■ The task ■
Transcribe all of the data exactly. Omit the pictures.

Extracted data entries
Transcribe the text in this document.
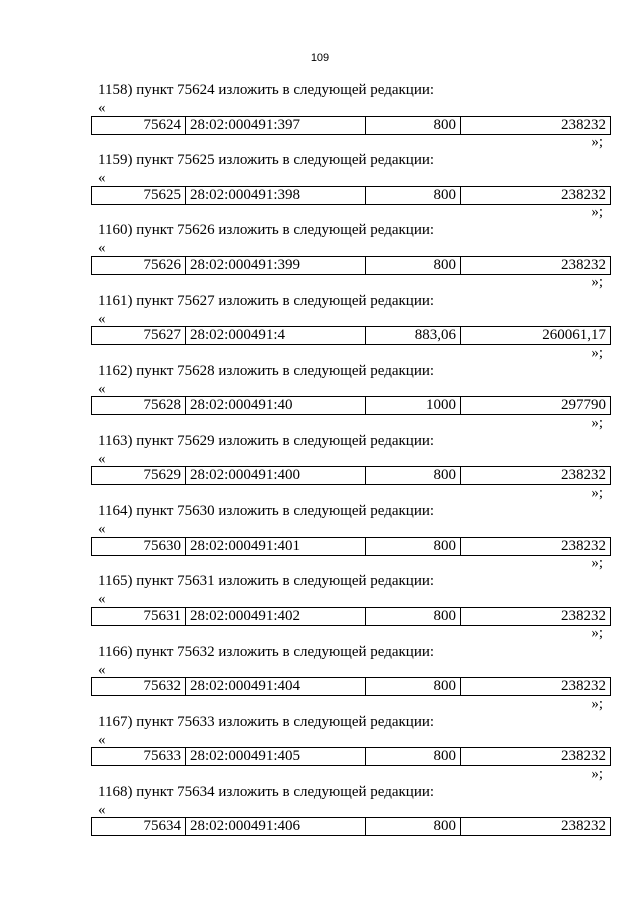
109
1158) пункт 75624 изложить в следующей редакции:
«
75624	28:02:000491:397	800	238232
»;
1159) пункт 75625 изложить в следующей редакции:
«
75625	28:02:000491:398	800	238232
»;
1160) пункт 75626 изложить в следующей редакции:
«
75626	28:02:000491:399	800	238232
»;
1161) пункт 75627 изложить в следующей редакции:
«
75627	28:02:000491:4	883,06	260061,17
»;
1162) пункт 75628 изложить в следующей редакции:
«
75628	28:02:000491:40	1000	297790
»;
1163) пункт 75629 изложить в следующей редакции:
«
75629	28:02:000491:400	800	238232
»;
1164) пункт 75630 изложить в следующей редакции:
«
75630	28:02:000491:401	800	238232
»;
1165) пункт 75631 изложить в следующей редакции:
«
75631	28:02:000491:402	800	238232
»;
1166) пункт 75632 изложить в следующей редакции:
«
75632	28:02:000491:404	800	238232
»;
1167) пункт 75633 изложить в следующей редакции:
«
75633	28:02:000491:405	800	238232
»;
1168) пункт 75634 изложить в следующей редакции:
«
75634	28:02:000491:406	800	238232
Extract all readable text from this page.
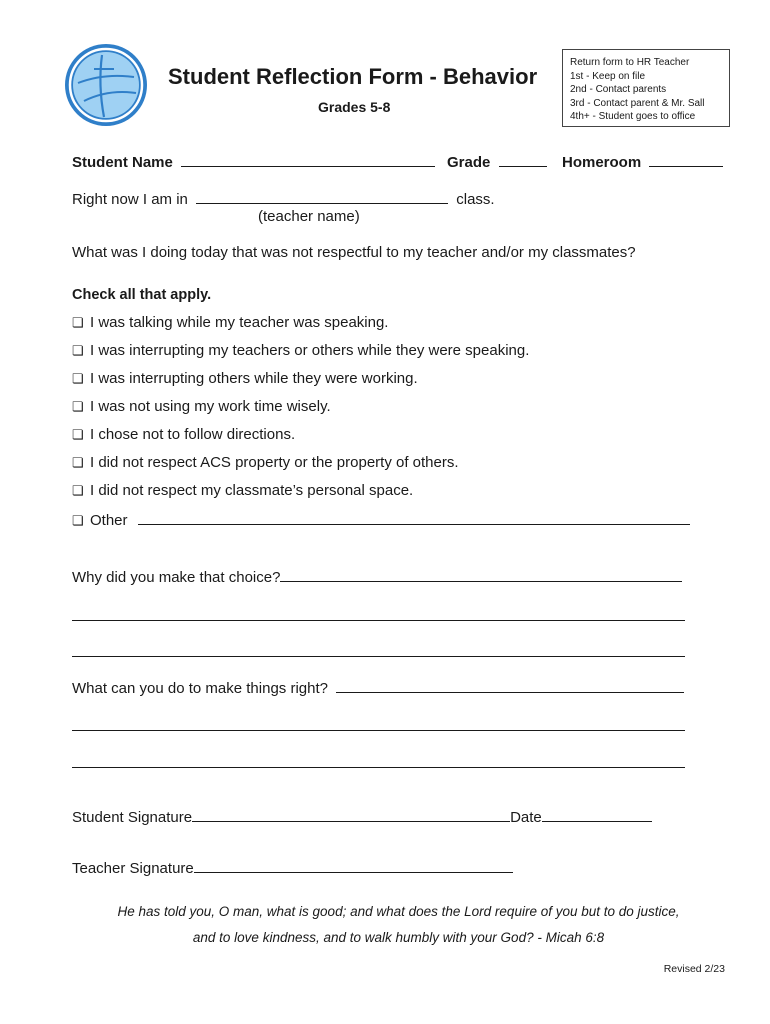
Student Reflection Form - Behavior
Grades 5-8
Return form to HR Teacher
1st - Keep on file
2nd - Contact parents
3rd - Contact parent & Mr. Sall
4th+ - Student goes to office
Student Name	Grade	Homeroom
Right now I am in	class.
(teacher name)
What was I doing today that was not respectful to my teacher and/or my classmates?
Check all that apply.
❏ I was talking while my teacher was speaking.
❏ I was interrupting my teachers or others while they were speaking.
❏ I was interrupting others while they were working.
❏ I was not using my work time wisely.
❏ I chose not to follow directions.
❏ I did not respect ACS property or the property of others.
❏ I did not respect my classmate’s personal space.
❏ Other
Why did you make that choice?
What can you do to make things right?
Student Signature	Date
Teacher Signature
He has told you, O man, what is good; and what does the Lord require of you but to do justice,
and to love kindness, and to walk humbly with your God? - Micah 6:8
Revised 2/23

■ Solution for this exercise ■
Transcribe the text in this document.
109
1158) пункт 75624 изложить в следующей редакции:
«
75624	28:02:000491:397	800	238232
»;
1159) пункт 75625 изложить в следующей редакции:
«
75625	28:02:000491:398	800	238232
»;
1160) пункт 75626 изложить в следующей редакции:
«
75626	28:02:000491:399	800	238232
»;
1161) пункт 75627 изложить в следующей редакции:
«
75627	28:02:000491:4	883,06	260061,17
»;
1162) пункт 75628 изложить в следующей редакции:
«
75628	28:02:000491:40	1000	297790
»;
1163) пункт 75629 изложить в следующей редакции:
«
75629	28:02:000491:400	800	238232
»;
1164) пункт 75630 изложить в следующей редакции:
«
75630	28:02:000491:401	800	238232
»;
1165) пункт 75631 изложить в следующей редакции:
«
75631	28:02:000491:402	800	238232
»;
1166) пункт 75632 изложить в следующей редакции:
«
75632	28:02:000491:404	800	238232
»;
1167) пункт 75633 изложить в следующей редакции:
«
75633	28:02:000491:405	800	238232
»;
1168) пункт 75634 изложить в следующей редакции:
«
75634	28:02:000491:406	800	238232
Extract all readable text from this page.
Student Reflection Form - Behavior
Grades 5-8
Return form to HR Teacher
1st - Keep on file
2nd - Contact parents
3rd - Contact parent & Mr. Sall
4th+ - Student goes to office
Student Name	Grade	Homeroom
Right now I am in	class.
(teacher name)
What was I doing today that was not respectful to my teacher and/or my classmates?
Check all that apply.
❏ I was talking while my teacher was speaking.
❏ I was interrupting my teachers or others while they were speaking.
❏ I was interrupting others while they were working.
❏ I was not using my work time wisely.
❏ I chose not to follow directions.
❏ I did not respect ACS property or the property of others.
❏ I did not respect my classmate’s personal space.
❏ Other
Why did you make that choice?
What can you do to make things right?
Student Signature	Date
Teacher Signature
He has told you, O man, what is good; and what does the Lord require of you but to do justice,
and to love kindness, and to walk humbly with your God? - Micah 6:8
Revised 2/23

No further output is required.